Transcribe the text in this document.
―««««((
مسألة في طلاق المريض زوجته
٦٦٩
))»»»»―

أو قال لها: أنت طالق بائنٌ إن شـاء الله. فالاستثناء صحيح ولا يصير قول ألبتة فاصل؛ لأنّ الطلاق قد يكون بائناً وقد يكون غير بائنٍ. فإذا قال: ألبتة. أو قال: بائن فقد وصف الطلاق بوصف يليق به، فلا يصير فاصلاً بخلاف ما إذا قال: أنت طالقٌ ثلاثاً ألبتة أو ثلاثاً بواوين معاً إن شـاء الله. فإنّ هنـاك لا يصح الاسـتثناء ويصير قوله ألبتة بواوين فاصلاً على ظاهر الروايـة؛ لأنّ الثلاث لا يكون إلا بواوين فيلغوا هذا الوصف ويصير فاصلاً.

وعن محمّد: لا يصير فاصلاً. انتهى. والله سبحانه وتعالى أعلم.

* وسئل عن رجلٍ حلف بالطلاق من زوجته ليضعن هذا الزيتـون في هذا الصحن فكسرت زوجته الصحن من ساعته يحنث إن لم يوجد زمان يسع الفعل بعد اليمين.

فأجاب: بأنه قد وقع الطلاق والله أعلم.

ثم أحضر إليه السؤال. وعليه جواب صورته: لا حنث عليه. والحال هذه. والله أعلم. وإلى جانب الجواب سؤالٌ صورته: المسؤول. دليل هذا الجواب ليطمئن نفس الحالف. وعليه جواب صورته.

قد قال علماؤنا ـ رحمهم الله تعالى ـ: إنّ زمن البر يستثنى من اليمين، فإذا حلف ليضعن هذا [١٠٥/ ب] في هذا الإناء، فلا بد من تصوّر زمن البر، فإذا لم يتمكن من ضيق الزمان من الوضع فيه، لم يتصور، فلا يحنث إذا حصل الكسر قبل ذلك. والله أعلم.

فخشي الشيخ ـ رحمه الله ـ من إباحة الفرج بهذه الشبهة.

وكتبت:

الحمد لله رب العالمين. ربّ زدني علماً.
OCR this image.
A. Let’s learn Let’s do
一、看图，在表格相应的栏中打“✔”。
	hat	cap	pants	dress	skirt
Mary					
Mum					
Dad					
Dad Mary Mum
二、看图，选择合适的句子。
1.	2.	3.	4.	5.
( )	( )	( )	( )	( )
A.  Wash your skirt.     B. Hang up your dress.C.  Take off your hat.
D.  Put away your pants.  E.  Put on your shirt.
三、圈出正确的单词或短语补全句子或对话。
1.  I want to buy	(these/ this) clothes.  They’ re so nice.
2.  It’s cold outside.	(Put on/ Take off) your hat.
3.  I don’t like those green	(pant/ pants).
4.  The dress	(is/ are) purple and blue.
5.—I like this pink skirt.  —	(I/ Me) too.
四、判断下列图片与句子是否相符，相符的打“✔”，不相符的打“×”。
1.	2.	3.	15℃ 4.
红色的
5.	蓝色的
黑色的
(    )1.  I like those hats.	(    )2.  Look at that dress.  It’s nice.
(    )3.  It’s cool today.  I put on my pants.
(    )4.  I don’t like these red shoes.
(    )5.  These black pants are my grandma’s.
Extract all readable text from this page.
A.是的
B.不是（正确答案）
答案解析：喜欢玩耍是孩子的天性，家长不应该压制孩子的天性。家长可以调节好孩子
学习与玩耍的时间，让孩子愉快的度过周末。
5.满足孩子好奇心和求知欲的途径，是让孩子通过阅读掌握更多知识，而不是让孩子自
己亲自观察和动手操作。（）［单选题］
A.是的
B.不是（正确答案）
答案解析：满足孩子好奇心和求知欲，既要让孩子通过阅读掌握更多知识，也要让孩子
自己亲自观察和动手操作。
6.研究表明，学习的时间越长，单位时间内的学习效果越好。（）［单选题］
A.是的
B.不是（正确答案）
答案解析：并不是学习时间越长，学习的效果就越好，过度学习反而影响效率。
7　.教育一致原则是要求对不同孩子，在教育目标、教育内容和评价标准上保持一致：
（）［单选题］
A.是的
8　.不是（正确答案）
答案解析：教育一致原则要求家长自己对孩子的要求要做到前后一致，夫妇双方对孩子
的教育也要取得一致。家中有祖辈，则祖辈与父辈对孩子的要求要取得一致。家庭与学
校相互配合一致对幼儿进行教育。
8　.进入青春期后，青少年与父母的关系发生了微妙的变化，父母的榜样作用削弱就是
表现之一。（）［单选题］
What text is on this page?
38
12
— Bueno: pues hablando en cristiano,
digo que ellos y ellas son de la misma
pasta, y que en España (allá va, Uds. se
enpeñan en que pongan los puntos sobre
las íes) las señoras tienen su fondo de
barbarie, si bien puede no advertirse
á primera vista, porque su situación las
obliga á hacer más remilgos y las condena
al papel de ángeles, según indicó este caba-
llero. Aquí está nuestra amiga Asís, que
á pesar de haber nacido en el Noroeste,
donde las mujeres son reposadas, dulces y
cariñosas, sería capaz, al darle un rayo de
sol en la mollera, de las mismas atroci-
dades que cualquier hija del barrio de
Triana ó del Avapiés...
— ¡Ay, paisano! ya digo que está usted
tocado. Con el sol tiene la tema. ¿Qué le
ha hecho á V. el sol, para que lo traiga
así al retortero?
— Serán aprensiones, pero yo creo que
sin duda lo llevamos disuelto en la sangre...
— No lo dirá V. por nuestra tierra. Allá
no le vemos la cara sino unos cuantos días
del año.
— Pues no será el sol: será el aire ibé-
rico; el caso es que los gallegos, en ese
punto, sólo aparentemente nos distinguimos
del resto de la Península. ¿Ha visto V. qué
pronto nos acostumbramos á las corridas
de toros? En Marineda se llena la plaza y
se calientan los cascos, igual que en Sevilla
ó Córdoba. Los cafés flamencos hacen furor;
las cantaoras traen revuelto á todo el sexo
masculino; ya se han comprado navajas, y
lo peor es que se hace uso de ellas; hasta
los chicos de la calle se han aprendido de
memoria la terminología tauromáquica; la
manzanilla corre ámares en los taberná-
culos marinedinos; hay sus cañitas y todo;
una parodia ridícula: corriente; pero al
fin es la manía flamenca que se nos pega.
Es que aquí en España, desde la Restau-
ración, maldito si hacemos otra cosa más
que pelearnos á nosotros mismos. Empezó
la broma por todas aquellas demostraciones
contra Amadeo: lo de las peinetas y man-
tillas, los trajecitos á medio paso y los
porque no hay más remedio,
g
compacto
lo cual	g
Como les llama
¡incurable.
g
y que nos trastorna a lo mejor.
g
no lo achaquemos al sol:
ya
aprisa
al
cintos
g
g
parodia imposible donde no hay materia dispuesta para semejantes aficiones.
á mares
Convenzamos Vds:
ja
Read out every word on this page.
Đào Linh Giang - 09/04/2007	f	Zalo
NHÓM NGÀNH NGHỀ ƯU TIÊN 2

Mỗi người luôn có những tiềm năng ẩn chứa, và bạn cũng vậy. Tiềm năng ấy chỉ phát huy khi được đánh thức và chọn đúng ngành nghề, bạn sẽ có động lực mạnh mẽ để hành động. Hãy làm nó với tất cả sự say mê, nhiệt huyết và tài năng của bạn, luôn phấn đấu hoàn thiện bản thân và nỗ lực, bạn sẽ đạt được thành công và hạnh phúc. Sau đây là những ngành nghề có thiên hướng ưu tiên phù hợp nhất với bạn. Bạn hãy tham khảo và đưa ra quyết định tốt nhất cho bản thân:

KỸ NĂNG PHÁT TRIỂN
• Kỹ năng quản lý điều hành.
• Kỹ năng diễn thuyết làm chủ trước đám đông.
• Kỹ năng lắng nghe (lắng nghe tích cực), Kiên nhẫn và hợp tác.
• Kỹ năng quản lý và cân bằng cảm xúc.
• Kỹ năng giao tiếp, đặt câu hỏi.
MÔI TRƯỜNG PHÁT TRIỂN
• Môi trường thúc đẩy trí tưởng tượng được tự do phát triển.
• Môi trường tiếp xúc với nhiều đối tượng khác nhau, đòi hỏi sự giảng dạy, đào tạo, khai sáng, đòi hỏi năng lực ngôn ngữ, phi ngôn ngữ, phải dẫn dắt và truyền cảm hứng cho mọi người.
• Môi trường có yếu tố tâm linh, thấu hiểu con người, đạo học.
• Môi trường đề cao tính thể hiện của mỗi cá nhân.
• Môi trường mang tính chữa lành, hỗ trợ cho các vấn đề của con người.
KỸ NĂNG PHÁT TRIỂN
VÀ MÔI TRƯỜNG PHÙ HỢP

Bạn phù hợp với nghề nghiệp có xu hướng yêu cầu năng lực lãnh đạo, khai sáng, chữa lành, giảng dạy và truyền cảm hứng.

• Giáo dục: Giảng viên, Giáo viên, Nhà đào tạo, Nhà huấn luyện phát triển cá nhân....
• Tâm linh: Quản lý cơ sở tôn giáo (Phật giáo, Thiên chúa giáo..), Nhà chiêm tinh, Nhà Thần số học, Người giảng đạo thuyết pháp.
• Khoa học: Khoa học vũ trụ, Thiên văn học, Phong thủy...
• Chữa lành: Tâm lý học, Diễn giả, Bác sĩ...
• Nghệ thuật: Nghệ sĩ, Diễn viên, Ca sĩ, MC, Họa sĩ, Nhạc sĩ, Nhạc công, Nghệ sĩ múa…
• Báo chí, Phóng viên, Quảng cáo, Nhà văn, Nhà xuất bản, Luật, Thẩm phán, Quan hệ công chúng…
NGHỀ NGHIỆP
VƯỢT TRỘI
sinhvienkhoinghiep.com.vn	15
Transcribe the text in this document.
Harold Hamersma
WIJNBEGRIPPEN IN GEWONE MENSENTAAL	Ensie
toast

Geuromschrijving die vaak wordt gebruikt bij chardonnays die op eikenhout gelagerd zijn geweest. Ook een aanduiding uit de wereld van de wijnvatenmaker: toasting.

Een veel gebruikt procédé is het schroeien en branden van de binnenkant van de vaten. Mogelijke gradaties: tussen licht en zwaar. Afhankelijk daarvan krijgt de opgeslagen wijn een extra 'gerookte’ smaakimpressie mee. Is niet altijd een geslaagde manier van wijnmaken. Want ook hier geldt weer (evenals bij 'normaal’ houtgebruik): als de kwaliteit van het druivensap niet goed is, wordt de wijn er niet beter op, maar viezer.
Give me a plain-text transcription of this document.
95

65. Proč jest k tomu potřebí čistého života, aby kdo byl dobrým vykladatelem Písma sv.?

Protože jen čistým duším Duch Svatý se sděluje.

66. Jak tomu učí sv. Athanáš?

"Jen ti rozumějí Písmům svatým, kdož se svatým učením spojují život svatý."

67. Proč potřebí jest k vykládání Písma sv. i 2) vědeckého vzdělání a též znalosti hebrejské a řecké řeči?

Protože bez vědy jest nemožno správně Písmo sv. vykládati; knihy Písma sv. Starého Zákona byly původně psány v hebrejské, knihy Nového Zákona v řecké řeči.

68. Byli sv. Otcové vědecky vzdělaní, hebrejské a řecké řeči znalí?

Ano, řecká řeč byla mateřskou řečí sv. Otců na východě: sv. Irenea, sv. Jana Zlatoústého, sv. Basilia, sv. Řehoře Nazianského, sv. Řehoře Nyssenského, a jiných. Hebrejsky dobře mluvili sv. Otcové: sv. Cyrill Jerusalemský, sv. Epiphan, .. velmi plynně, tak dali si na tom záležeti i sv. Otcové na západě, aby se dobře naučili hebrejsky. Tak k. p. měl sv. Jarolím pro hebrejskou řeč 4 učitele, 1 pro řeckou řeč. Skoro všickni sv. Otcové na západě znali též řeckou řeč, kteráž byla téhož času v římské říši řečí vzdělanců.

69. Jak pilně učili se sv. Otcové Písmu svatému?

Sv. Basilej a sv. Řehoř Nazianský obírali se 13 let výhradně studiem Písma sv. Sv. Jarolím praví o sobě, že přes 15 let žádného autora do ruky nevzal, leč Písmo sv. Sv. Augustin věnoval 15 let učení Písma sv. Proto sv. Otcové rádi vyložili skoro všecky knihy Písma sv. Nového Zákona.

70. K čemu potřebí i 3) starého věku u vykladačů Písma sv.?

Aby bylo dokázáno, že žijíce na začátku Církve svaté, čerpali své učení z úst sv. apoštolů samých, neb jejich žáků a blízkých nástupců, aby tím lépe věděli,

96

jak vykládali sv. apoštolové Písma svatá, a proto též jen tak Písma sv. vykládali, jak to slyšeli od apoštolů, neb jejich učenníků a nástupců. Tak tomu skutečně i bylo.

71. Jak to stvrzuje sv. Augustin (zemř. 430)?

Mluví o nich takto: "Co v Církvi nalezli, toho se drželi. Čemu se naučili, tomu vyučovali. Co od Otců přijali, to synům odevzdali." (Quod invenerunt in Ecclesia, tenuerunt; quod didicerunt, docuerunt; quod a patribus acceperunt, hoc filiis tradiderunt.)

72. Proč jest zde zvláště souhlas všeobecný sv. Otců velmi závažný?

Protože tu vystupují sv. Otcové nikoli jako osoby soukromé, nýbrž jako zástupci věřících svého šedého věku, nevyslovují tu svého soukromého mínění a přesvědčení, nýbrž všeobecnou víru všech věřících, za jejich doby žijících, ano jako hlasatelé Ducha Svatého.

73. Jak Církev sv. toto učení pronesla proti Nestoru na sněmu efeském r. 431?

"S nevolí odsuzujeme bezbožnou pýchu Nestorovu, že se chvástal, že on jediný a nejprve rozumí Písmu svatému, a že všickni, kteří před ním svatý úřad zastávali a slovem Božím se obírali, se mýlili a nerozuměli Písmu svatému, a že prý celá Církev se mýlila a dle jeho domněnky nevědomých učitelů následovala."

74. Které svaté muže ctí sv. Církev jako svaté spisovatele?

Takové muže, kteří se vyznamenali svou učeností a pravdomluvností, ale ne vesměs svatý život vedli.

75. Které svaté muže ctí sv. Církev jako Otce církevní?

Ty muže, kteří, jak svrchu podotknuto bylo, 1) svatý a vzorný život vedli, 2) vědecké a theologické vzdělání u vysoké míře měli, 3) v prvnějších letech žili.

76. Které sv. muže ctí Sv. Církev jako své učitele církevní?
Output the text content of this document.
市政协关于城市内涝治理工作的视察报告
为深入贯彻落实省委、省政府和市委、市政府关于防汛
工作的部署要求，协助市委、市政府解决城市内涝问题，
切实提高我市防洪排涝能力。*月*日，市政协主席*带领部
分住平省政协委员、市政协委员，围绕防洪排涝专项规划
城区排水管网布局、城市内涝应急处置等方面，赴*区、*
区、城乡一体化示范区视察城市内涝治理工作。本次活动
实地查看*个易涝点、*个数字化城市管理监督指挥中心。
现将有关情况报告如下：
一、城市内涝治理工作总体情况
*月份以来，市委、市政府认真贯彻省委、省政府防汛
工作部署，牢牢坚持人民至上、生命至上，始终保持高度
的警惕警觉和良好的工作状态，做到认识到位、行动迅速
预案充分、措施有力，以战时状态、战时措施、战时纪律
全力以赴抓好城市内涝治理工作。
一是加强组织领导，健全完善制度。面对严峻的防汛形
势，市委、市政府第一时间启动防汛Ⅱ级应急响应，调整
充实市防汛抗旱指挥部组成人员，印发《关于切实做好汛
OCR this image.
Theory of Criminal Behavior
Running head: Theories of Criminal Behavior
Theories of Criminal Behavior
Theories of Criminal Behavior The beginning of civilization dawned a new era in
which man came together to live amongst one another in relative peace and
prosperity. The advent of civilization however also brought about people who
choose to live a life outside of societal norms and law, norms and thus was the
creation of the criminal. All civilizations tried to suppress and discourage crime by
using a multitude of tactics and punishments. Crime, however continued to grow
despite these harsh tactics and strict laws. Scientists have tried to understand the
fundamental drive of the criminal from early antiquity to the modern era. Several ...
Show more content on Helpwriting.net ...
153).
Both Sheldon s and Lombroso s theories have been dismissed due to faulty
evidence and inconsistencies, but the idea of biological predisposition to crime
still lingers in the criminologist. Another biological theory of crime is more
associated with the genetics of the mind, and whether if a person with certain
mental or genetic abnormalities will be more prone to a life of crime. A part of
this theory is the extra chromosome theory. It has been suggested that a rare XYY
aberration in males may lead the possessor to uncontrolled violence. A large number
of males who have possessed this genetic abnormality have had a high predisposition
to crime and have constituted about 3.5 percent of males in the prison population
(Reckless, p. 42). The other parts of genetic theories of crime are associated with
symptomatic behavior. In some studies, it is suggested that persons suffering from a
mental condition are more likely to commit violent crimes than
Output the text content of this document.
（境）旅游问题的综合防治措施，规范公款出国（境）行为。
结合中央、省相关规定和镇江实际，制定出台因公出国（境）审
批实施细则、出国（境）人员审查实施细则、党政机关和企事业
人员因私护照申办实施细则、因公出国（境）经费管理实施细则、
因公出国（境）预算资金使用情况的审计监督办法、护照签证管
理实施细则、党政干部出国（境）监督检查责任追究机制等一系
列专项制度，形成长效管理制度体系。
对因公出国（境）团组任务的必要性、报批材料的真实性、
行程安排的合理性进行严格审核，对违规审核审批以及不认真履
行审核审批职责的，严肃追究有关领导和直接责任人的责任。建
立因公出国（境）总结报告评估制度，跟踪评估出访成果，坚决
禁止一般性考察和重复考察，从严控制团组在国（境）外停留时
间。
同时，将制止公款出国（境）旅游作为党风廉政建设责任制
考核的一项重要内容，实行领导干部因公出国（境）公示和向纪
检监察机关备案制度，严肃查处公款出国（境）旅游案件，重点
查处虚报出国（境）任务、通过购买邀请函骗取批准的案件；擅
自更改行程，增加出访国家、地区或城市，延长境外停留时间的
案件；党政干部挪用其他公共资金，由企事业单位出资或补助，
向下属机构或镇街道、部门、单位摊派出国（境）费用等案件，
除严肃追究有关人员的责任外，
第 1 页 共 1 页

***

#### What this task involves
Scan the listing above. Gather each line that contains the word "Nového".

#### Answer to this task
Protože bez vědy jest nemožno správně Písmo sv. vykládati; knihy Písma sv. Starého Zákona byly původně psány v hebrejské, knihy Nového Zákona v řecké řeči.
Sv. Basilej a sv. Řehoř Nazianský obírali se 13 let výhradně studiem Písma sv. Sv. Jarolím praví o sobě, že přes 15 let žádného autora do ruky nevzal, leč Písmo sv. Sv. Augustin věnoval 15 let učení Písma sv. Proto sv. Otcové rádi vyložili skoro všecky knihy Písma sv. Nového Zákona.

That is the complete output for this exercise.